**BRIEF:** Find every line in the records below that holds the word "Просвещение" and copy it.

**RECORDS SUPPLIED:**
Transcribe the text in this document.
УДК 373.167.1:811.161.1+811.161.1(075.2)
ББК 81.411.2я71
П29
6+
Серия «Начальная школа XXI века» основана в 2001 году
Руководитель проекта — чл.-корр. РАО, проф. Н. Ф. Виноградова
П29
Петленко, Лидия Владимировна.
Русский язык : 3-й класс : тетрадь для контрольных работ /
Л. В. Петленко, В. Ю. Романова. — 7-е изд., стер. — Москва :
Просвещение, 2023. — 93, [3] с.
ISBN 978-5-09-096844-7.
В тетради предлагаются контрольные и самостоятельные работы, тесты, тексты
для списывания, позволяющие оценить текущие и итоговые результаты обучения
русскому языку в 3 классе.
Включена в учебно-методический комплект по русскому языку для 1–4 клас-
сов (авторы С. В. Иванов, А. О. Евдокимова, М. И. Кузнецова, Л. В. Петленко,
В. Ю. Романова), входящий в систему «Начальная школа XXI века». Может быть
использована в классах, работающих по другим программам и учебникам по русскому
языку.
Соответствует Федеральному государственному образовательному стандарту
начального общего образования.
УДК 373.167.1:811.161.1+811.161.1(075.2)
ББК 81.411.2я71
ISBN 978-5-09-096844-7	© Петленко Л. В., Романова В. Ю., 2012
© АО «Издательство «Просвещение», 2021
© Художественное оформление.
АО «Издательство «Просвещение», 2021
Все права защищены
...
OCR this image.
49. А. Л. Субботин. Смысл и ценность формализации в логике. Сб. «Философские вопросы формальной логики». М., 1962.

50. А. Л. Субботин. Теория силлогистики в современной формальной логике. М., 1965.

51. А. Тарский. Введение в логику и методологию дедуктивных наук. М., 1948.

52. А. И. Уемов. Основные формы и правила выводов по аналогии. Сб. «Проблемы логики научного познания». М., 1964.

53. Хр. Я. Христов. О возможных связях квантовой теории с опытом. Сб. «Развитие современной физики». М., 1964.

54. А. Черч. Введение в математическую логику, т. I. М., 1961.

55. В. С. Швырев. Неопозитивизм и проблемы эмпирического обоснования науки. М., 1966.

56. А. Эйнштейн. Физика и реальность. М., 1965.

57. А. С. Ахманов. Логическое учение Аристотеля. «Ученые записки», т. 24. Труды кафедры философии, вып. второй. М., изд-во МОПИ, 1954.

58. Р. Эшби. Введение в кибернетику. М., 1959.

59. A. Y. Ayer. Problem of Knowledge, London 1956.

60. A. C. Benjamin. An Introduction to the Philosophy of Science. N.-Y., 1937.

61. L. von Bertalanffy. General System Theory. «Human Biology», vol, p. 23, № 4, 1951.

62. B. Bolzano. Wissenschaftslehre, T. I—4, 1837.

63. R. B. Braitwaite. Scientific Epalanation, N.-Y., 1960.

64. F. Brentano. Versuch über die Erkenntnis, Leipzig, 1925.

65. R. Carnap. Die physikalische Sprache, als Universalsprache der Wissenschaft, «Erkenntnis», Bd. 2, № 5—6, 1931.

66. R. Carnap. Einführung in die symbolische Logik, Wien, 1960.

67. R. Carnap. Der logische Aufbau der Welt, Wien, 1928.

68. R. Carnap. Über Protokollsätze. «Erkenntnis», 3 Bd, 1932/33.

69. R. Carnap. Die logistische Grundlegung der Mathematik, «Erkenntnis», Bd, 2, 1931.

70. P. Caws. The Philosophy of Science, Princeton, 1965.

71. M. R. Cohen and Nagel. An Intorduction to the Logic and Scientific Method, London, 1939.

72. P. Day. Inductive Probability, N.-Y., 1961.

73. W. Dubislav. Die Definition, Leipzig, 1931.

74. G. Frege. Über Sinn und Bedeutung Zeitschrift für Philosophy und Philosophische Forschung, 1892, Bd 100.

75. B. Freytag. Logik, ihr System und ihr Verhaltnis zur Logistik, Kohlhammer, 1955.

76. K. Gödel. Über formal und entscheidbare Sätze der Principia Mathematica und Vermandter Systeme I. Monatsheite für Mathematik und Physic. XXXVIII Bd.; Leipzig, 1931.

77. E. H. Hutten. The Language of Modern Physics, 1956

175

**COMPLETED TASK:**
Просвещение, 2023. — 93, [3] с.
© АО «Издательство «Просвещение», 2021
АО «Издательство «Просвещение», 2021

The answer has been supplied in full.